>> Start
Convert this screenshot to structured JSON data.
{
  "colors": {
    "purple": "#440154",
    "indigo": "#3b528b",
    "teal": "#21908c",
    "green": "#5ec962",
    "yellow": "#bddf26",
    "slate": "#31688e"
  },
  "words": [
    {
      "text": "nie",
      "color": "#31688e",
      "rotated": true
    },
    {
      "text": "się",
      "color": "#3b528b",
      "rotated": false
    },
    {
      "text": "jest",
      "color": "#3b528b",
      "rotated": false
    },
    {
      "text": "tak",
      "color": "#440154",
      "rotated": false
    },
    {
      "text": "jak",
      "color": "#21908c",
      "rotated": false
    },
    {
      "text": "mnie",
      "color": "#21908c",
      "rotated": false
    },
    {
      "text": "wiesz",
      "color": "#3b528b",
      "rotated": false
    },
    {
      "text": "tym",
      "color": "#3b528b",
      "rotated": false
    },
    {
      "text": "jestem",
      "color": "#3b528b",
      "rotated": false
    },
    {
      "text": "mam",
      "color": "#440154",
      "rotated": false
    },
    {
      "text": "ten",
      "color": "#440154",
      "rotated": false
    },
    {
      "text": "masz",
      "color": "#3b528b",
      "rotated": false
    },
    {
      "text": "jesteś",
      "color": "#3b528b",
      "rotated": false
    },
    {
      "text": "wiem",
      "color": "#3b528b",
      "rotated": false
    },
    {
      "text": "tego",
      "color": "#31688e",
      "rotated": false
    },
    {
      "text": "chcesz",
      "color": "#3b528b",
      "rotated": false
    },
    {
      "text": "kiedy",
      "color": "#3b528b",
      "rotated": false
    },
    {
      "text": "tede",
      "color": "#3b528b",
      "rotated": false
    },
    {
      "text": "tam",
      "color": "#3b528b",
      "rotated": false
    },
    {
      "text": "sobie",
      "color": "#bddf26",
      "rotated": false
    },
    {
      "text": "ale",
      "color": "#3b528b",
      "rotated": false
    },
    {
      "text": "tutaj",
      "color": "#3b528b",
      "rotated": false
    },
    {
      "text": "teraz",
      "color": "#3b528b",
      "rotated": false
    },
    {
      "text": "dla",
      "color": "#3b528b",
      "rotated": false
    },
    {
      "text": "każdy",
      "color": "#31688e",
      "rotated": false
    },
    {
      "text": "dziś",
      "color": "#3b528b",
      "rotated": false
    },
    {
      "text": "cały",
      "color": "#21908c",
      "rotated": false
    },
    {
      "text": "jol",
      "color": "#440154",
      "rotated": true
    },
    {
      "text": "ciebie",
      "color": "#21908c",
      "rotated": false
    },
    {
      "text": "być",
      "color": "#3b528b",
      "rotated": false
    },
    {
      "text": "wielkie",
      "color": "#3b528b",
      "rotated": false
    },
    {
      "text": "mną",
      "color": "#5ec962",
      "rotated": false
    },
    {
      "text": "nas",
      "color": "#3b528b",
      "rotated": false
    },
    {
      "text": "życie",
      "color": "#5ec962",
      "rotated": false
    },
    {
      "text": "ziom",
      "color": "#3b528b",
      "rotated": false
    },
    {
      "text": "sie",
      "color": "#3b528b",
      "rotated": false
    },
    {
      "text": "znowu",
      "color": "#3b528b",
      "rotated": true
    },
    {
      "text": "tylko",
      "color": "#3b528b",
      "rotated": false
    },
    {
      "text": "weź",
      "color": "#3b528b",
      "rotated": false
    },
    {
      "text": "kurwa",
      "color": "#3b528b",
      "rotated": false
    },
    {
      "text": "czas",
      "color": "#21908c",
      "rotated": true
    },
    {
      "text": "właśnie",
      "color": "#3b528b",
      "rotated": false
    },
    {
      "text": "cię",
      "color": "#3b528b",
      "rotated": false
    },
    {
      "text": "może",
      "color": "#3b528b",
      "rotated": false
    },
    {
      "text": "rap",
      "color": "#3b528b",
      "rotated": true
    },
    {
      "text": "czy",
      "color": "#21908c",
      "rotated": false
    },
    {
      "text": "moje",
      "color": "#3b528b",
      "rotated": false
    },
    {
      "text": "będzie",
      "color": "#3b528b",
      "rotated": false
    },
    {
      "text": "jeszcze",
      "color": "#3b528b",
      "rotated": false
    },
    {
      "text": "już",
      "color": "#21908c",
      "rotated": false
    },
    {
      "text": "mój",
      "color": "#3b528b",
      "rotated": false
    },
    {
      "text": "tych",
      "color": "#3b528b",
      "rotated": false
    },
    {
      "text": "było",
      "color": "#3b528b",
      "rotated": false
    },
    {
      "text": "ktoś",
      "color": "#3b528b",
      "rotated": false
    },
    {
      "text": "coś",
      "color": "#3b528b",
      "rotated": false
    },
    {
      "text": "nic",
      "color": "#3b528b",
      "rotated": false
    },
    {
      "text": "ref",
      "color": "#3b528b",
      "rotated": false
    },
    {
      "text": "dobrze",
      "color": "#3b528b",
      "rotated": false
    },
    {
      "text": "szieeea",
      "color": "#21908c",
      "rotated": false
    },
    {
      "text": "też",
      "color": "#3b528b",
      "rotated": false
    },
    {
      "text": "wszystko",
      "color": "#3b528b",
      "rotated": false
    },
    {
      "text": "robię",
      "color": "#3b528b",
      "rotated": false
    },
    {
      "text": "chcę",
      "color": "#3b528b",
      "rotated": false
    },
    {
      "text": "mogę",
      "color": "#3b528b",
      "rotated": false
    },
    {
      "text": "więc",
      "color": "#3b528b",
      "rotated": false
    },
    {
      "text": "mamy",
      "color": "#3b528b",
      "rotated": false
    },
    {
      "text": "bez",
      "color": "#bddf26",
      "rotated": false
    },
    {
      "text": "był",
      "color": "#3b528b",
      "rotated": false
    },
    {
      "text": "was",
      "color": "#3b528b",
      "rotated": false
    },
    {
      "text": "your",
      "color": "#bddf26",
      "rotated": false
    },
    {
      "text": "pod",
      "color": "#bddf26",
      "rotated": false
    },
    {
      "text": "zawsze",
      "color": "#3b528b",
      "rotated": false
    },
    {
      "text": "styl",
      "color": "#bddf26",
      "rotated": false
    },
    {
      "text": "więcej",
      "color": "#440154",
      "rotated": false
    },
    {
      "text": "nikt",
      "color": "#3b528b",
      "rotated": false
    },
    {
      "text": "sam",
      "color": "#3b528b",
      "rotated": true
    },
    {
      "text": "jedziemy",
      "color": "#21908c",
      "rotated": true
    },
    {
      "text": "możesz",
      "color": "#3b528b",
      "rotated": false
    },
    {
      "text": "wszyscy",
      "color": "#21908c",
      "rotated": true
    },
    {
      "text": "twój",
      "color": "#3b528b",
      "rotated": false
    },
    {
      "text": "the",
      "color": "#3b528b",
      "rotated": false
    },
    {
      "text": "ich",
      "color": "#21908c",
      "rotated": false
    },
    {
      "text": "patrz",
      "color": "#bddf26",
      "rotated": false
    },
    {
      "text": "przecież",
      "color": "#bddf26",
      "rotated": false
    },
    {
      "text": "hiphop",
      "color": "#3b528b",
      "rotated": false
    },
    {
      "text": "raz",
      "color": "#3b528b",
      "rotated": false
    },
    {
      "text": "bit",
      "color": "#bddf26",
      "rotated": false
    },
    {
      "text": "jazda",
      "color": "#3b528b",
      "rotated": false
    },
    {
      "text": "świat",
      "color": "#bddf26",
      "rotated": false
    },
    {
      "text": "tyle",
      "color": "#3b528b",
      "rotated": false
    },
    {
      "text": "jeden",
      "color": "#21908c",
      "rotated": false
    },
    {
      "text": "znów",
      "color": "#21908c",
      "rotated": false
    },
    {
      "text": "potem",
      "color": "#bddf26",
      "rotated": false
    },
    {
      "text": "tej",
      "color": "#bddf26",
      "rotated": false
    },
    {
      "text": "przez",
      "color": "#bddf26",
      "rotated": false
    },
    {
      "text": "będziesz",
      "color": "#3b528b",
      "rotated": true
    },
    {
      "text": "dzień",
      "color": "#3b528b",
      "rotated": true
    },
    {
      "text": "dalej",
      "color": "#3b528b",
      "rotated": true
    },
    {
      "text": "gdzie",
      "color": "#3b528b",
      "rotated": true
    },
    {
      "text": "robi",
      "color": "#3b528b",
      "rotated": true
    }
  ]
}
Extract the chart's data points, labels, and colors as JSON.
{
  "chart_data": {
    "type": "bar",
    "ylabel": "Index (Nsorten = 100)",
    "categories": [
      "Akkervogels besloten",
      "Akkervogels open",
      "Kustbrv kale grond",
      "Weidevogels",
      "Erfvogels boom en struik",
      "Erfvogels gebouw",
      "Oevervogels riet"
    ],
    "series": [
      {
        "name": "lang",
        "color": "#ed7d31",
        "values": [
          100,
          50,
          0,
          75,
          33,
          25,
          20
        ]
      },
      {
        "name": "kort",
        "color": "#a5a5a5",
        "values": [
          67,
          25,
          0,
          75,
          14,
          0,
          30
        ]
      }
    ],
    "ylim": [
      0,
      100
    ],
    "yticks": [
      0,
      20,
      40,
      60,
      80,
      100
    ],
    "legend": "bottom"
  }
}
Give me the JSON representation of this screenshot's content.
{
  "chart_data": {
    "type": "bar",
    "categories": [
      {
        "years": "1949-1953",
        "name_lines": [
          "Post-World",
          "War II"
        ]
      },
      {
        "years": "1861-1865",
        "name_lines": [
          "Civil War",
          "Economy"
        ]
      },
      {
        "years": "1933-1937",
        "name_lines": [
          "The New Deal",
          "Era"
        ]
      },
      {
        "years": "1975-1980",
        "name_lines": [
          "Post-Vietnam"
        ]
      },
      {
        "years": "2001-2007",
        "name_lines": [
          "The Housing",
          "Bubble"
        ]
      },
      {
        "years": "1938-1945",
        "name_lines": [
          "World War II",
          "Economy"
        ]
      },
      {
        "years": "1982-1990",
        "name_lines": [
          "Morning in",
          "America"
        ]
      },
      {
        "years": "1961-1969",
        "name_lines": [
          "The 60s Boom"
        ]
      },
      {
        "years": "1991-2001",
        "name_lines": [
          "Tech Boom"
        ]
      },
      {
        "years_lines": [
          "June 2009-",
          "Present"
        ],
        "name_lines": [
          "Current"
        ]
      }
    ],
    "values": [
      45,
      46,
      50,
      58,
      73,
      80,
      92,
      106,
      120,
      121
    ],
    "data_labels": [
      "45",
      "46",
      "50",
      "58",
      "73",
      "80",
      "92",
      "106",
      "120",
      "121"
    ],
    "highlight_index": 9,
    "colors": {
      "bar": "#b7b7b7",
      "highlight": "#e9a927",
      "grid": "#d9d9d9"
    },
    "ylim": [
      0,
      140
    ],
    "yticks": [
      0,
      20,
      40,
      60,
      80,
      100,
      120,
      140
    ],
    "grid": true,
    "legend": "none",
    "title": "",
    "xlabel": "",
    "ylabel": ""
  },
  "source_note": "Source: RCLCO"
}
>> End
Filter the listing above by the word "JSON"; copy each line that passes.

Convert this screenshot to structured JSON data.
Extract the chart's data points, labels, and colors as JSON.
Give me the JSON representation of this screenshot's content.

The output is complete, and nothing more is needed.